PROBLEM
Gather every line of the entries that includes the word "this".

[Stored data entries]
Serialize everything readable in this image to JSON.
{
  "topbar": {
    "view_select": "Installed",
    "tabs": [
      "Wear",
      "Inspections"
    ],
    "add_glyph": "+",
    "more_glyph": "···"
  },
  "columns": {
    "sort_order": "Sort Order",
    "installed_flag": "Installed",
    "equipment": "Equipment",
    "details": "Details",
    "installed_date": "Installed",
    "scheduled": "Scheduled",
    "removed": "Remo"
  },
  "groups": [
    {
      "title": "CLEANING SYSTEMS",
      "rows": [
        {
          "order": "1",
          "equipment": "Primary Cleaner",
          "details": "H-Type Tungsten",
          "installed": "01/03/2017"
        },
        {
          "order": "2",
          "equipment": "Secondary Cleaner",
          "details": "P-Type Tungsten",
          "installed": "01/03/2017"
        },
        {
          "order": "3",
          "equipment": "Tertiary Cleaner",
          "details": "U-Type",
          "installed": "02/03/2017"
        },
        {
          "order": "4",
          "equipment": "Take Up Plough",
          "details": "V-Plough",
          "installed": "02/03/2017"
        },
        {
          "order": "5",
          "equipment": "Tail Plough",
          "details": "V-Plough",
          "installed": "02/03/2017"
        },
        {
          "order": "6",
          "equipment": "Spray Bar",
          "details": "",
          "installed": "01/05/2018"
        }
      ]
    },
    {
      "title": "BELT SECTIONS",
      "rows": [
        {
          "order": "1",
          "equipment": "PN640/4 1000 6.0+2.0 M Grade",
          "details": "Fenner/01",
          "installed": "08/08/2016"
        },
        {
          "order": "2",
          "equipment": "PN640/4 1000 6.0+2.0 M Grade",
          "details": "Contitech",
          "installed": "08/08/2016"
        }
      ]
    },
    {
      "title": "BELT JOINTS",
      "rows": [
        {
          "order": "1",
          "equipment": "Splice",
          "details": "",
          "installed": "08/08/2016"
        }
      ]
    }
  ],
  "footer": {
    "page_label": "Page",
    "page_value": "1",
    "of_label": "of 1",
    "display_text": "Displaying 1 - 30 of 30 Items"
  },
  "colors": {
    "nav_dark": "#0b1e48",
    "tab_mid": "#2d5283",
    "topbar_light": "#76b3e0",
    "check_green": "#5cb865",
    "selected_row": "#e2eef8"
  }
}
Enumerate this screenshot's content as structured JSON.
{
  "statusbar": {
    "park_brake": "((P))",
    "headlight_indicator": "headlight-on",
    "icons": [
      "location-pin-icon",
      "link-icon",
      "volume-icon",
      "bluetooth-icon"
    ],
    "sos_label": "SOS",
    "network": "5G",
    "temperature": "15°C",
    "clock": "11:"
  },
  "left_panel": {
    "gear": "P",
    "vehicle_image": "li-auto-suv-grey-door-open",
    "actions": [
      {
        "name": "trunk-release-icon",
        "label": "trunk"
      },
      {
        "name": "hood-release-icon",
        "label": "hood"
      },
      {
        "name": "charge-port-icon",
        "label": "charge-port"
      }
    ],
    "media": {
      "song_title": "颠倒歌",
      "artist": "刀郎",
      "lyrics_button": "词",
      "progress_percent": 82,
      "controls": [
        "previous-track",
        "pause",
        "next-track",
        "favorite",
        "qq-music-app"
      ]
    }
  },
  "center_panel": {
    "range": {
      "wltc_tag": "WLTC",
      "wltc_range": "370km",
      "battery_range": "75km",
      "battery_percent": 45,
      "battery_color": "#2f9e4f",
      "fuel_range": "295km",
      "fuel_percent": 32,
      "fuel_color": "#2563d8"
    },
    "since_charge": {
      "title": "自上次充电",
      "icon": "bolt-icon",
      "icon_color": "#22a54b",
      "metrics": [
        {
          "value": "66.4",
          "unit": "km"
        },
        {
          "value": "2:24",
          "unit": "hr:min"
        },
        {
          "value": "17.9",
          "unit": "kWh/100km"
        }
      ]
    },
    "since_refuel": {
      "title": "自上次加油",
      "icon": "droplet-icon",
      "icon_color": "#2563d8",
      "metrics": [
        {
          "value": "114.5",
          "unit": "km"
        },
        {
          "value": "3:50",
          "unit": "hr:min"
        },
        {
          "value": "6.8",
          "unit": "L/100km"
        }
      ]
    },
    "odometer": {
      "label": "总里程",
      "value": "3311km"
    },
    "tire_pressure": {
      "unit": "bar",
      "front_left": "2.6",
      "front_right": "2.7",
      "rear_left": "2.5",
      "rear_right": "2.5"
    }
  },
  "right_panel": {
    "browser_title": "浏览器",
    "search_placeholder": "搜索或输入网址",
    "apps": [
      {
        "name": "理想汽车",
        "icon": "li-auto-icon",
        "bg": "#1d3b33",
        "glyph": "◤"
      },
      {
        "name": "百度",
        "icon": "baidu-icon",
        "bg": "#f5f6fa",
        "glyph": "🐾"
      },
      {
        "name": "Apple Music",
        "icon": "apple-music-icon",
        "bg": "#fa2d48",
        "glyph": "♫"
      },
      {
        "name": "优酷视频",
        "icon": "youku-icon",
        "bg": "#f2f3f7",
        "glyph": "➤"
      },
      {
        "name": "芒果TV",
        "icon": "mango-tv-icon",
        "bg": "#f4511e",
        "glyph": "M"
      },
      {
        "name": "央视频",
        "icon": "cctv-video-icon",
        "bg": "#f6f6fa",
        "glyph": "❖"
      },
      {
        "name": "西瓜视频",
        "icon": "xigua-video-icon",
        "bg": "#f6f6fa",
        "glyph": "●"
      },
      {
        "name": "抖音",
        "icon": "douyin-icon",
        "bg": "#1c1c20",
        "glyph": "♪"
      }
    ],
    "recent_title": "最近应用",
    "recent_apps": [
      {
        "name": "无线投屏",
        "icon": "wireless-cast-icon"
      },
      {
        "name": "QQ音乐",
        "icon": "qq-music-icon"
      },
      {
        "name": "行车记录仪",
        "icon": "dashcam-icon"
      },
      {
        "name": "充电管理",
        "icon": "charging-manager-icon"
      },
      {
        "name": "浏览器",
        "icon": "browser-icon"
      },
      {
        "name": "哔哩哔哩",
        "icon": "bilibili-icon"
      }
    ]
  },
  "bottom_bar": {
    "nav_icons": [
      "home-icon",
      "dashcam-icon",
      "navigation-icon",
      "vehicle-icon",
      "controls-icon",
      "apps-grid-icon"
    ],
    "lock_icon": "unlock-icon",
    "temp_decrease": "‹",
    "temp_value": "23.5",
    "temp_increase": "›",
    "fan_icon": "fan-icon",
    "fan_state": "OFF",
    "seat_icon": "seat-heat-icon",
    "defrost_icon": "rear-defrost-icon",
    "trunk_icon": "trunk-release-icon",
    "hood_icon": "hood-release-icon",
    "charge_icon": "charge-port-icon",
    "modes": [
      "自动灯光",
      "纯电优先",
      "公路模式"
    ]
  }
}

RESULT
Serialize everything readable in this image to JSON.
Enumerate this screenshot's content as structured JSON.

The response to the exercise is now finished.